[GIVEN REQUEST]
Copy all the material that follows, keeping every character the same.

[EXTRACTED INFORMATION]
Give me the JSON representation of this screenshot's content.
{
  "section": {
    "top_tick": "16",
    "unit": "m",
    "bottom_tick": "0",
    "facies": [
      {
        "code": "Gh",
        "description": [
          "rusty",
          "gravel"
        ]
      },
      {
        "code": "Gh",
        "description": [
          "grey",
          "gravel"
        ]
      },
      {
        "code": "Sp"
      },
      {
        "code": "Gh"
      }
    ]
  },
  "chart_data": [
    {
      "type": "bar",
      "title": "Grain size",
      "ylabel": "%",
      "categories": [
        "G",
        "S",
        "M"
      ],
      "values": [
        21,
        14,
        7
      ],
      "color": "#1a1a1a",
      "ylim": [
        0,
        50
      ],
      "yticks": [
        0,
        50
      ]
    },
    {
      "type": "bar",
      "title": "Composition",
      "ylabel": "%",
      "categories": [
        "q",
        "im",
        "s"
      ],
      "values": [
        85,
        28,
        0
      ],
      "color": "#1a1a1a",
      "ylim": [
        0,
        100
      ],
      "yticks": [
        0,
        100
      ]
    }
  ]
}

[SOLUTION FOR THIS TASK]
Give me the JSON representation of this screenshot's content.
{
  "section": {
    "top_tick": "16",
    "unit": "m",
    "bottom_tick": "0",
    "facies": [
      {
        "code": "Gh",
        "description": [
          "rusty",
          "gravel"
        ]
      },
      {
        "code": "Gh",
        "description": [
          "grey",
          "gravel"
        ]
      },
      {
        "code": "Sp"
      },
      {
        "code": "Gh"
      }
    ]
  },
  "chart_data": [
    {
      "type": "bar",
      "title": "Grain size",
      "ylabel": "%",
      "categories": [
        "G",
        "S",
        "M"
      ],
      "values": [
        21,
        14,
        7
      ],
      "color": "#1a1a1a",
      "ylim": [
        0,
        50
      ],
      "yticks": [
        0,
        50
      ]
    },
    {
      "type": "bar",
      "title": "Composition",
      "ylabel": "%",
      "categories": [
        "q",
        "im",
        "s"
      ],
      "values": [
        85,
        28,
        0
      ],
      "color": "#1a1a1a",
      "ylim": [
        0,
        100
      ],
      "yticks": [
        0,
        100
      ]
    }
  ]
}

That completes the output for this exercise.